• **ARTICLE**:
********************

ORIGINAL: Guitarhacker
Cromberger....
More on the Boogie 22.
I bought mine new back in the late 80's I think...
Sounds like you bought your's at almost the same time as I bought mine.
I originally bought mine as a small, light amp to take to rehearsals, since my "gig rig" was a big, heavy amp and my band's rehearsal space was up a flight of nasty stairs. But the 22 watts turned out to be pretty darned loud, as you said. So, ultimately, I wound up using the Boogie as my gigging amp and simply put a mic on it and sent it through our PA. Great tone, rock solid reliability and *easy* to carry around. Great little amplifier.
Then I discovered that the Studio .22 sounded amazing through my Marshall 1960A cabinet. Talk about a fat, punchy sound! I still can't belive that little bugger is only 22 watts!

********************

• **TASK DIRECTIONS**: Go on with the forum post about the Boogie Studio .22 amp, starting right after its last sentence. The records aren't needed here.

• **GIVEN INFORMATION**:
********************

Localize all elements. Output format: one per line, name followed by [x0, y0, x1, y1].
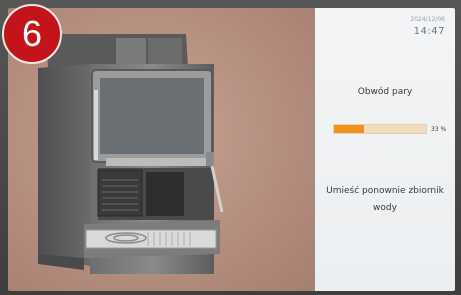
date-label: 2024/12/06	[410, 16, 445, 23]
clock-time: 14:47	[413, 26, 445, 37]
progress-bar-fill	[334, 125, 365, 133]
step-number-badge: 6	[2, 4, 62, 64]
progress-percentage: 33 %	[431, 126, 447, 133]
status-title: Obwód pary	[357, 87, 413, 97]
status-panel: 2024/12/06 14:47 Obwód pary 33 % Umieść …	[315, 8, 455, 291]
progress-bar	[333, 124, 427, 134]
instruction-text: Umieść ponownie zbiornik wody	[326, 186, 444, 213]
machine-screen: 2024/12/06 14:47 Obwód pary 33 % Umieść …	[8, 8, 455, 291]
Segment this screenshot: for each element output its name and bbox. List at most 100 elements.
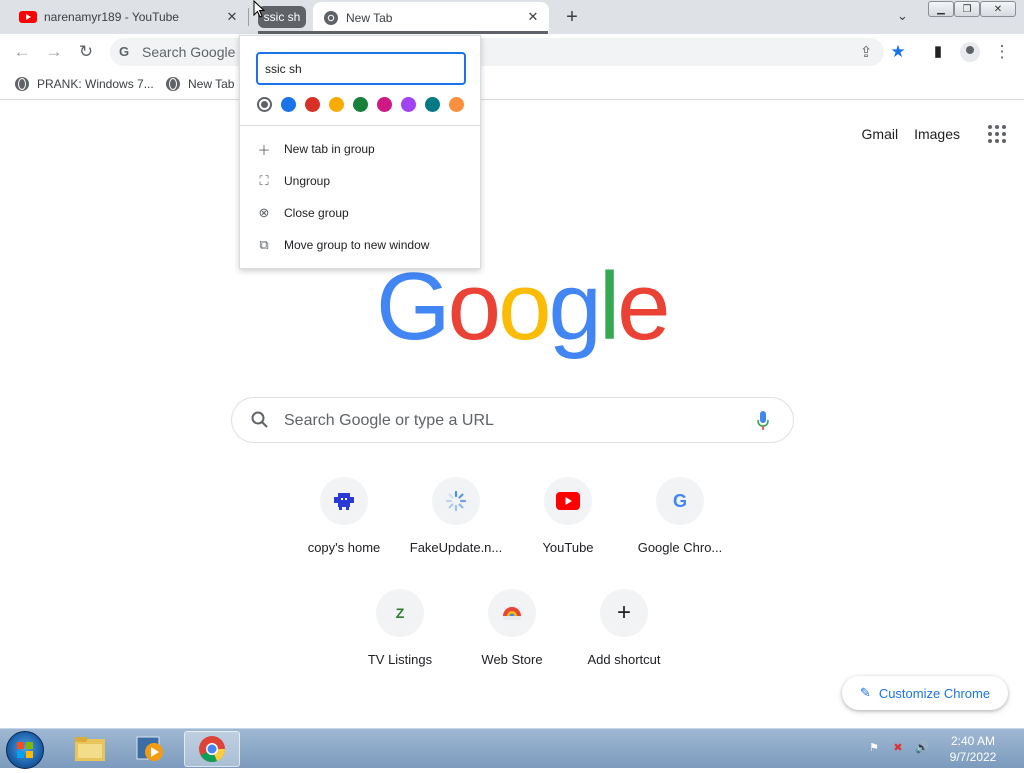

********************

• **RESULT OF THE EXERCISE**:
I recently bought a used Marshall 4x12, because a few of the musicians I play with at church are talking about putting a band together....the boogie/DCA-800/marshall combo smokes...I can't wait to hear it in action again.
I'm sure you've already tried it, but if not, try just the Boogie through your Marshall bottom without an additional power amp. Unless you're playing very high volume gigs, I think you'll find that the combination is plenty loud. Well, of course, it won't play squeaky clean at high volume, but for overdriven tones, it gets plenty loud for me. ;>)
When that band broke up, I sold quite a bit of my equipment
Been there, done that, still hate myself for being so foolish...... ;>) When I think of the guitars and amps I've sold over the years, it makes me cringe.
BTW....I do not use any effects pedals at all. Just a quality cord so that nothing changes that sweet 69 Gibson SG/Boogie tone.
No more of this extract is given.